◆ MATERIAL SHOWN ◆
>>>>>

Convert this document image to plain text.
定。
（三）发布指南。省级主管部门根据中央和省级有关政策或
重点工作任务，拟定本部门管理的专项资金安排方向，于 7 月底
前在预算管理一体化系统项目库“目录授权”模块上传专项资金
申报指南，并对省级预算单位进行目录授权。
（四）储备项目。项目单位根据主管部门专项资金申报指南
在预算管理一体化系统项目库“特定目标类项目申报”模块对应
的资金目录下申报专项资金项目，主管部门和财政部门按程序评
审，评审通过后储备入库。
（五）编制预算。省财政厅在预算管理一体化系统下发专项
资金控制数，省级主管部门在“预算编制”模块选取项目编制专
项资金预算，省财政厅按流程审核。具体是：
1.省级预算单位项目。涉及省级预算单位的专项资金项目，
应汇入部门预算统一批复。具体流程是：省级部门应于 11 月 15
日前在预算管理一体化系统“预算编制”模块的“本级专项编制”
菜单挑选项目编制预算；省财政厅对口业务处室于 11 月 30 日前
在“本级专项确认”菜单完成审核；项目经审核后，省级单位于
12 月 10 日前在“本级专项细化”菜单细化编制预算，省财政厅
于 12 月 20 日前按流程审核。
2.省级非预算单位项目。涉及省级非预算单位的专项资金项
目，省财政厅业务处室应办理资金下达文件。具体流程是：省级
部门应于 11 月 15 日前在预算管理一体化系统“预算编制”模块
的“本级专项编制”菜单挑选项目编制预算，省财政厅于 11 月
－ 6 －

<<<<<

Find the lines that include the string "菜单挑选项目编制预算", then copy each of them.

菜单挑选项目编制预算；省财政厅对口业务处室于 11 月 30 日前
的“本级专项编制”菜单挑选项目编制预算，省财政厅于 11 月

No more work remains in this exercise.